» **EXERCISE REQUIREMENTS**:
Transcribe all of the material below word for word and leave out its pictures.

(Dataset excerpts)
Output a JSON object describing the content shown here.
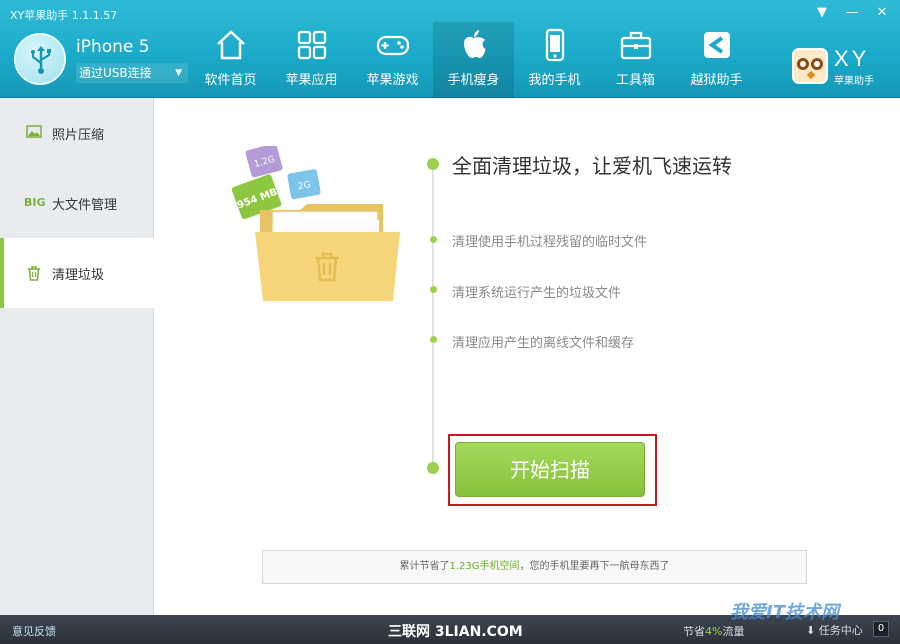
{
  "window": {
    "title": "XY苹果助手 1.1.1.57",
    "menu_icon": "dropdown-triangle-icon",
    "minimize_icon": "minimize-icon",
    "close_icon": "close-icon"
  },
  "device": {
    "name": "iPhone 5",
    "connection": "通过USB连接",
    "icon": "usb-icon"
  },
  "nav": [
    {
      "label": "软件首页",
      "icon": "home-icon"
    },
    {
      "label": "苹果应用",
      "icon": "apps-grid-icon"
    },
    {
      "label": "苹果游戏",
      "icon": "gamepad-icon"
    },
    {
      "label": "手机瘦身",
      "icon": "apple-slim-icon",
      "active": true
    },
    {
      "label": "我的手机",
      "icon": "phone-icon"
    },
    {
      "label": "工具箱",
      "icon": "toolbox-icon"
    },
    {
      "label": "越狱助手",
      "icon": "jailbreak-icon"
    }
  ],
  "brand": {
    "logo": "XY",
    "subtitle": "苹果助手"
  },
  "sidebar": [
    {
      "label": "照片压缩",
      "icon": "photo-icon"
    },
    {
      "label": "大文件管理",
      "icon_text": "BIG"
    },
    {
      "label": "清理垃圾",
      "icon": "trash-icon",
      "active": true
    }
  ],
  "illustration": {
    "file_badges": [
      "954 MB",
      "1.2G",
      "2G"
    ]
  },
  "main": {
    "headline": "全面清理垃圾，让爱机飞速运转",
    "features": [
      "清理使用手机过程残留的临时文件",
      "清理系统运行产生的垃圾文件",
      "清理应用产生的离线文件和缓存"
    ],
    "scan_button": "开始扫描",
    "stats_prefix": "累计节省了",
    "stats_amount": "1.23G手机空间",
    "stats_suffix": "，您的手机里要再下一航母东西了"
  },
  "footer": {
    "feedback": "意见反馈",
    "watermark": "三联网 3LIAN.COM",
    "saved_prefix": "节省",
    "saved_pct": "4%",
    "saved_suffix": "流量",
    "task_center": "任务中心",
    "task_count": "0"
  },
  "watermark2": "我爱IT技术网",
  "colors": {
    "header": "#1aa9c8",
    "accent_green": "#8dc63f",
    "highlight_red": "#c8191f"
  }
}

» **TASK ANSWER**:
Output a JSON object describing the content shown here.
{
  "window": {
    "title": "XY苹果助手 1.1.1.57",
    "menu_icon": "dropdown-triangle-icon",
    "minimize_icon": "minimize-icon",
    "close_icon": "close-icon"
  },
  "device": {
    "name": "iPhone 5",
    "connection": "通过USB连接",
    "icon": "usb-icon"
  },
  "nav": [
    {
      "label": "软件首页",
      "icon": "home-icon"
    },
    {
      "label": "苹果应用",
      "icon": "apps-grid-icon"
    },
    {
      "label": "苹果游戏",
      "icon": "gamepad-icon"
    },
    {
      "label": "手机瘦身",
      "icon": "apple-slim-icon",
      "active": true
    },
    {
      "label": "我的手机",
      "icon": "phone-icon"
    },
    {
      "label": "工具箱",
      "icon": "toolbox-icon"
    },
    {
      "label": "越狱助手",
      "icon": "jailbreak-icon"
    }
  ],
  "brand": {
    "logo": "XY",
    "subtitle": "苹果助手"
  },
  "sidebar": [
    {
      "label": "照片压缩",
      "icon": "photo-icon"
    },
    {
      "label": "大文件管理",
      "icon_text": "BIG"
    },
    {
      "label": "清理垃圾",
      "icon": "trash-icon",
      "active": true
    }
  ],
  "illustration": {
    "file_badges": [
      "954 MB",
      "1.2G",
      "2G"
    ]
  },
  "main": {
    "headline": "全面清理垃圾，让爱机飞速运转",
    "features": [
      "清理使用手机过程残留的临时文件",
      "清理系统运行产生的垃圾文件",
      "清理应用产生的离线文件和缓存"
    ],
    "scan_button": "开始扫描",
    "stats_prefix": "累计节省了",
    "stats_amount": "1.23G手机空间",
    "stats_suffix": "，您的手机里要再下一航母东西了"
  },
  "footer": {
    "feedback": "意见反馈",
    "watermark": "三联网 3LIAN.COM",
    "saved_prefix": "节省",
    "saved_pct": "4%",
    "saved_suffix": "流量",
    "task_center": "任务中心",
    "task_count": "0"
  },
  "watermark2": "我爱IT技术网",
  "colors": {
    "header": "#1aa9c8",
    "accent_green": "#8dc63f",
    "highlight_red": "#c8191f"
  }
}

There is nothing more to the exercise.